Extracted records
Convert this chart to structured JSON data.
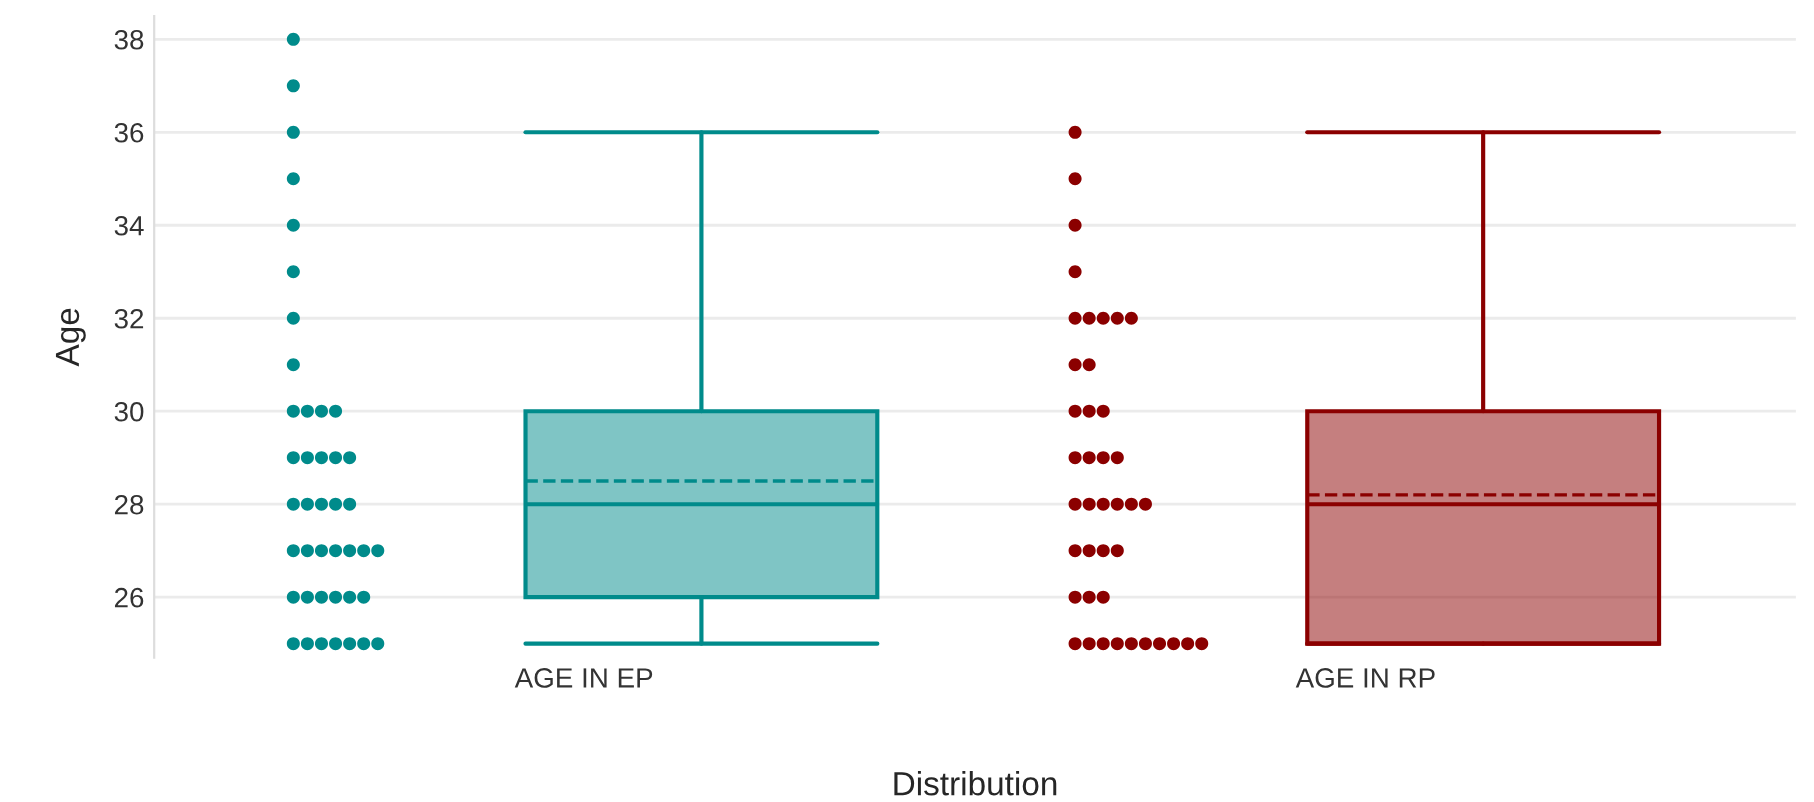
{
  "chart_data": {
    "type": "box",
    "xlabel": "Distribution",
    "ylabel": "Age",
    "categories": [
      "AGE IN EP",
      "AGE IN RP"
    ],
    "ylim": [
      24.7,
      38.5
    ],
    "yticks": [
      26,
      28,
      30,
      32,
      34,
      36,
      38
    ],
    "grid": "y",
    "series": [
      {
        "color": "#008b8b",
        "boxes": [
          {
            "low": 25,
            "q1": 26,
            "median": 28,
            "q3": 30,
            "high": 36,
            "mean": 28.5
          },
          null
        ]
      },
      {
        "color": "#8b0000",
        "boxes": [
          null,
          {
            "low": 25,
            "q1": 25,
            "median": 28,
            "q3": 30,
            "high": 36,
            "mean": 28.2
          }
        ]
      },
      {
        "type": "scatter",
        "color": "#008b8b",
        "x": [
          "AGE IN EP",
          "AGE IN EP",
          "AGE IN EP",
          "AGE IN EP",
          "AGE IN EP",
          "AGE IN EP",
          "AGE IN EP",
          "AGE IN EP",
          "AGE IN EP",
          "AGE IN EP",
          "AGE IN EP",
          "AGE IN EP",
          "AGE IN EP",
          "AGE IN EP",
          "AGE IN EP",
          "AGE IN EP",
          "AGE IN EP",
          "AGE IN EP",
          "AGE IN EP",
          "AGE IN EP",
          "AGE IN EP",
          "AGE IN EP",
          "AGE IN EP",
          "AGE IN EP",
          "AGE IN EP",
          "AGE IN EP",
          "AGE IN EP",
          "AGE IN EP",
          "AGE IN EP",
          "AGE IN EP",
          "AGE IN EP",
          "AGE IN EP",
          "AGE IN EP",
          "AGE IN EP",
          "AGE IN EP",
          "AGE IN EP",
          "AGE IN EP",
          "AGE IN EP",
          "AGE IN EP",
          "AGE IN EP",
          "AGE IN EP",
          "AGE IN EP"
        ],
        "values": [
          38,
          37,
          36,
          35,
          34,
          33,
          32,
          31,
          30,
          30,
          30,
          30,
          29,
          29,
          29,
          29,
          29,
          28,
          28,
          28,
          28,
          28,
          27,
          27,
          27,
          27,
          27,
          27,
          27,
          26,
          26,
          26,
          26,
          26,
          26,
          25,
          25,
          25,
          25,
          25,
          25,
          25
        ]
      },
      {
        "type": "scatter",
        "color": "#8b0000",
        "x": [
          "AGE IN RP",
          "AGE IN RP",
          "AGE IN RP",
          "AGE IN RP",
          "AGE IN RP",
          "AGE IN RP",
          "AGE IN RP",
          "AGE IN RP",
          "AGE IN RP",
          "AGE IN RP",
          "AGE IN RP",
          "AGE IN RP",
          "AGE IN RP",
          "AGE IN RP",
          "AGE IN RP",
          "AGE IN RP",
          "AGE IN RP",
          "AGE IN RP",
          "AGE IN RP",
          "AGE IN RP",
          "AGE IN RP",
          "AGE IN RP",
          "AGE IN RP",
          "AGE IN RP",
          "AGE IN RP",
          "AGE IN RP",
          "AGE IN RP",
          "AGE IN RP",
          "AGE IN RP",
          "AGE IN RP",
          "AGE IN RP",
          "AGE IN RP",
          "AGE IN RP",
          "AGE IN RP",
          "AGE IN RP",
          "AGE IN RP",
          "AGE IN RP",
          "AGE IN RP",
          "AGE IN RP",
          "AGE IN RP",
          "AGE IN RP"
        ],
        "values": [
          36,
          35,
          34,
          33,
          32,
          32,
          32,
          32,
          32,
          31,
          31,
          30,
          30,
          30,
          29,
          29,
          29,
          29,
          28,
          28,
          28,
          28,
          28,
          28,
          27,
          27,
          27,
          27,
          26,
          26,
          26,
          25,
          25,
          25,
          25,
          25,
          25,
          25,
          25,
          25,
          25
        ]
      }
    ]
  }
}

Task statement: Go back to the records above and write them out exactly, without the pictures.

Finished exercise:
Convert this chart to structured JSON data.
{
  "chart_data": {
    "type": "box",
    "xlabel": "Distribution",
    "ylabel": "Age",
    "categories": [
      "AGE IN EP",
      "AGE IN RP"
    ],
    "ylim": [
      24.7,
      38.5
    ],
    "yticks": [
      26,
      28,
      30,
      32,
      34,
      36,
      38
    ],
    "grid": "y",
    "series": [
      {
        "color": "#008b8b",
        "boxes": [
          {
            "low": 25,
            "q1": 26,
            "median": 28,
            "q3": 30,
            "high": 36,
            "mean": 28.5
          },
          null
        ]
      },
      {
        "color": "#8b0000",
        "boxes": [
          null,
          {
            "low": 25,
            "q1": 25,
            "median": 28,
            "q3": 30,
            "high": 36,
            "mean": 28.2
          }
        ]
      },
      {
        "type": "scatter",
        "color": "#008b8b",
        "x": [
          "AGE IN EP",
          "AGE IN EP",
          "AGE IN EP",
          "AGE IN EP",
          "AGE IN EP",
          "AGE IN EP",
          "AGE IN EP",
          "AGE IN EP",
          "AGE IN EP",
          "AGE IN EP",
          "AGE IN EP",
          "AGE IN EP",
          "AGE IN EP",
          "AGE IN EP",
          "AGE IN EP",
          "AGE IN EP",
          "AGE IN EP",
          "AGE IN EP",
          "AGE IN EP",
          "AGE IN EP",
          "AGE IN EP",
          "AGE IN EP",
          "AGE IN EP",
          "AGE IN EP",
          "AGE IN EP",
          "AGE IN EP",
          "AGE IN EP",
          "AGE IN EP",
          "AGE IN EP",
          "AGE IN EP",
          "AGE IN EP",
          "AGE IN EP",
          "AGE IN EP",
          "AGE IN EP",
          "AGE IN EP",
          "AGE IN EP",
          "AGE IN EP",
          "AGE IN EP",
          "AGE IN EP",
          "AGE IN EP",
          "AGE IN EP",
          "AGE IN EP"
        ],
        "values": [
          38,
          37,
          36,
          35,
          34,
          33,
          32,
          31,
          30,
          30,
          30,
          30,
          29,
          29,
          29,
          29,
          29,
          28,
          28,
          28,
          28,
          28,
          27,
          27,
          27,
          27,
          27,
          27,
          27,
          26,
          26,
          26,
          26,
          26,
          26,
          25,
          25,
          25,
          25,
          25,
          25,
          25
        ]
      },
      {
        "type": "scatter",
        "color": "#8b0000",
        "x": [
          "AGE IN RP",
          "AGE IN RP",
          "AGE IN RP",
          "AGE IN RP",
          "AGE IN RP",
          "AGE IN RP",
          "AGE IN RP",
          "AGE IN RP",
          "AGE IN RP",
          "AGE IN RP",
          "AGE IN RP",
          "AGE IN RP",
          "AGE IN RP",
          "AGE IN RP",
          "AGE IN RP",
          "AGE IN RP",
          "AGE IN RP",
          "AGE IN RP",
          "AGE IN RP",
          "AGE IN RP",
          "AGE IN RP",
          "AGE IN RP",
          "AGE IN RP",
          "AGE IN RP",
          "AGE IN RP",
          "AGE IN RP",
          "AGE IN RP",
          "AGE IN RP",
          "AGE IN RP",
          "AGE IN RP",
          "AGE IN RP",
          "AGE IN RP",
          "AGE IN RP",
          "AGE IN RP",
          "AGE IN RP",
          "AGE IN RP",
          "AGE IN RP",
          "AGE IN RP",
          "AGE IN RP",
          "AGE IN RP",
          "AGE IN RP"
        ],
        "values": [
          36,
          35,
          34,
          33,
          32,
          32,
          32,
          32,
          32,
          31,
          31,
          30,
          30,
          30,
          29,
          29,
          29,
          29,
          28,
          28,
          28,
          28,
          28,
          28,
          27,
          27,
          27,
          27,
          26,
          26,
          26,
          25,
          25,
          25,
          25,
          25,
          25,
          25,
          25,
          25,
          25
        ]
      }
    ]
  }
}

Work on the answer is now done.